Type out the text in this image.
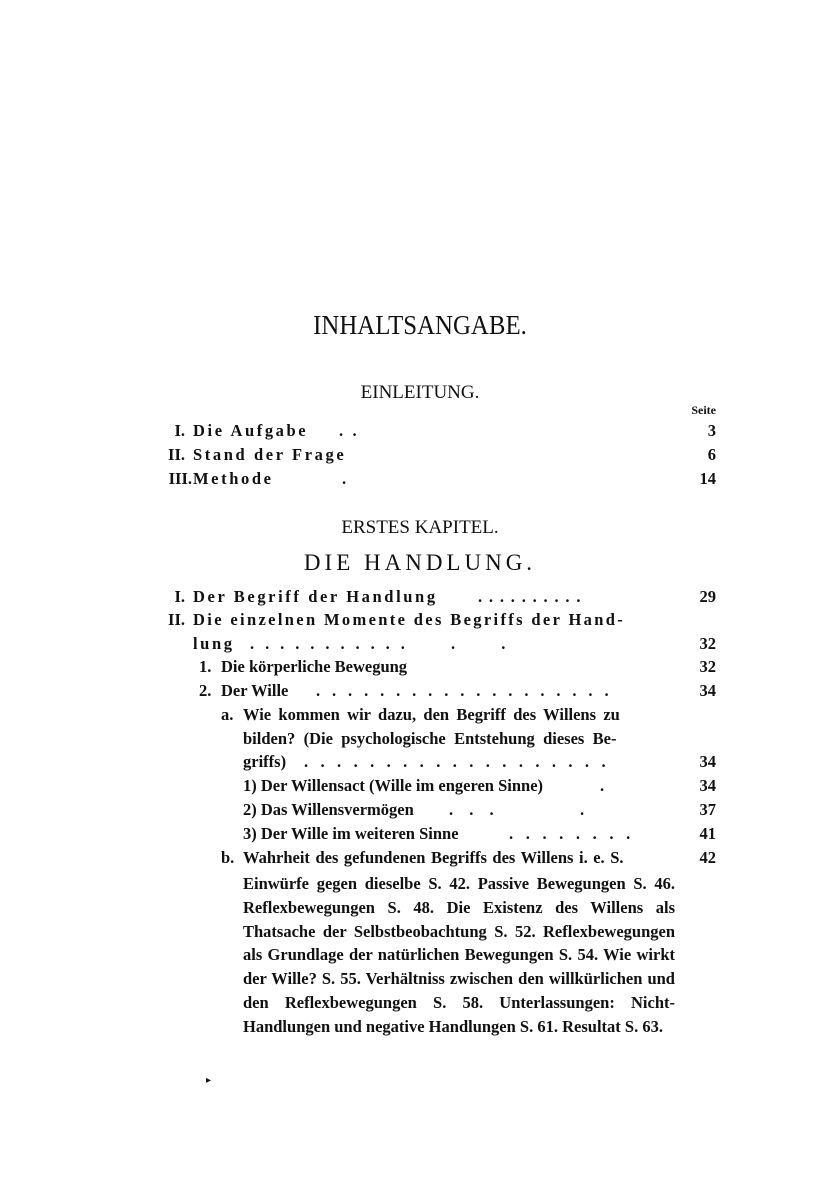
INHALTSANGABE.
EINLEITUNG.
Seite
I. Die Aufgabe . .	3
II. Stand der Frage	6
III. Methode	.	14
ERSTES KAPITEL.
DIE HANDLUNG.
I. Der Begriff der Handlung ..........	29
II. Die einzelnen Momente des Begriffs der Hand-
lung .  .  .  .  .  .  .  .  .  .  .         .         .	32
1. Die körperliche Bewegung	32
2. Der Wille ...................	34
a. Wie kommen wir dazu, den Begriff des Willens zu
bilden? (Die psychologische Entstehung dieses Be-
griffs) ...................	34
1) Der Willensact (Wille im engeren Sinne)	.	34
2) Das Willensvermögen . . .	.	37
3) Der Wille im weiteren Sinne	........	41
b. Wahrheit des gefundenen Begriffs des Willens i. e. S.	42
Einwürfe gegen dieselbe S. 42. Passive Bewegungen S. 46. Reflexbewegungen S. 48. Die Existenz des Willens als Thatsache der Selbstbeobachtung S. 52. Reflexbewegungen als Grundlage der natürlichen Bewegungen S. 54. Wie wirkt der Wille? S. 55. Verhältniss zwischen den willkürlichen und den Reflexbewegungen S. 58. Unterlassungen: Nicht-Handlungen und negative Handlungen S. 61. Resultat S. 63.
▸
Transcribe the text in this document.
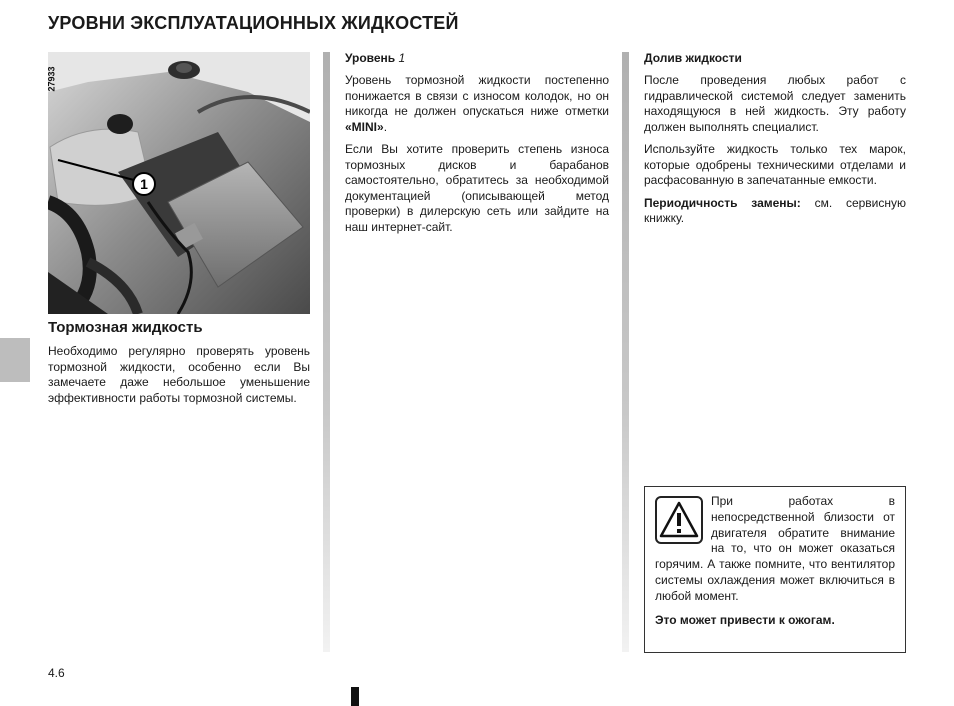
УРОВНИ ЭКСПЛУАТАЦИОННЫХ ЖИДКОСТЕЙ
1
27933
Тормозная жидкость
Необходимо регулярно проверять уровень тормозной жидкости, особенно если Вы замечаете даже небольшое уменьшение эффективности работы тормозной системы.
Уровень 1

Уровень тормозной жидкости постепенно понижается в связи с износом колодок, но он никогда не должен опускаться ниже отметки «MINI».

Если Вы хотите проверить степень износа тормозных дисков и барабанов самостоятельно, обратитесь за необходимой документацией (описывающей метод проверки) в дилерскую сеть или зайдите на наш интернет-сайт.

Долив жидкости

После проведения любых работ с гидравлической системой следует заменить находящуюся в ней жидкость. Эту работу должен выполнять специалист.

Используйте жидкость только тех марок, которые одобрены техническими отделами и расфасованную в запечатанные емкости.

Периодичность замены: см. сервисную книжку.

При работах в непосредственной близости от двигателя обратите внимание на то, что он может оказаться горячим. А также помните, что вентилятор системы охлаждения может включиться в любой момент.

Это может привести к ожогам.

4.6
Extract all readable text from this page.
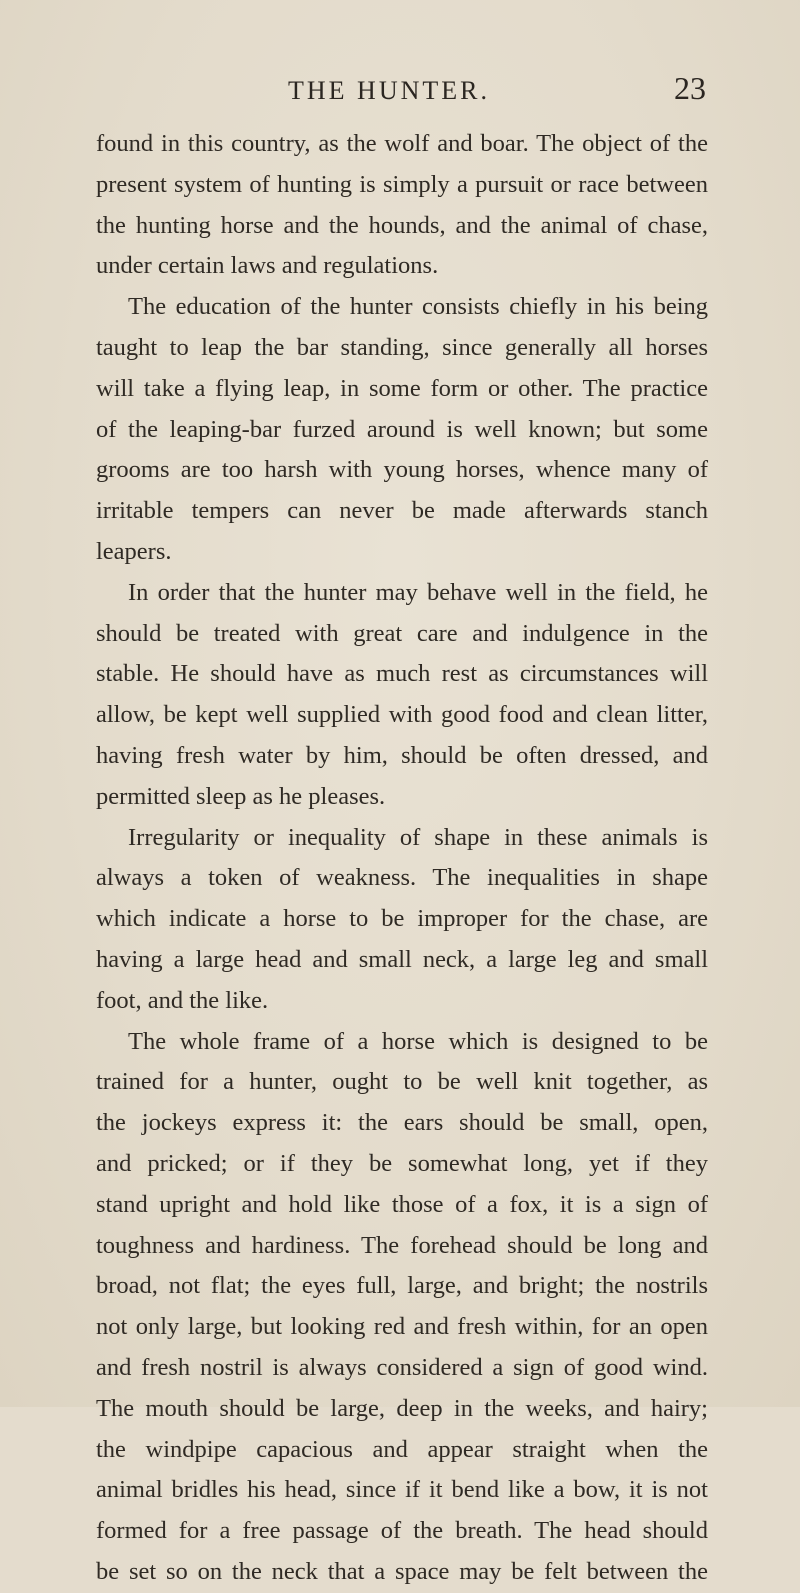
THE HUNTER.	23
found in this country, as the wolf and boar. The object of the
present system of hunting is simply a pursuit or race between
the hunting horse and the hounds, and the animal of chase,
under certain laws and regulations.
The education of the hunter consists chiefly in his being
taught to leap the bar standing, since generally all horses
will take a flying leap, in some form or other. The practice
of the leaping-bar furzed around is well known; but some
grooms are too harsh with young horses, whence many of
irritable tempers can never be made afterwards stanch
leapers.
In order that the hunter may behave well in the field, he
should be treated with great care and indulgence in the
stable. He should have as much rest as circumstances will
allow, be kept well supplied with good food and clean litter,
having fresh water by him, should be often dressed, and
permitted sleep as he pleases.
Irregularity or inequality of shape in these animals is
always a token of weakness. The inequalities in shape
which indicate a horse to be improper for the chase, are
having a large head and small neck, a large leg and small
foot, and the like.
The whole frame of a horse which is designed to be
trained for a hunter, ought to be well knit together, as
the jockeys express it: the ears should be small, open,
and pricked; or if they be somewhat long, yet if they
stand upright and hold like those of a fox, it is a sign of
toughness and hardiness. The forehead should be long and
broad, not flat; the eyes full, large, and bright; the nostrils
not only large, but looking red and fresh within, for an open
and fresh nostril is always considered a sign of good wind.
The mouth should be large, deep in the weeks, and hairy;
the windpipe capacious and appear straight when the
animal bridles his head, since if it bend like a bow, it is not
formed for a free passage of the breath. The head should
be set so on the neck that a space may be felt between the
******************************
**Given instruction**: Go through the records. Copy each line where "тормозной" appears.

**In response**:
Необходимо регулярно проверять уровень тормозной жидкости, особенно если Вы замечаете даже небольшое уменьшение эффективности работы тормозной системы.
Уровень тормозной жидкости постепенно понижается в связи с износом колодок, но он никогда не должен опускаться ниже отметки «MINI».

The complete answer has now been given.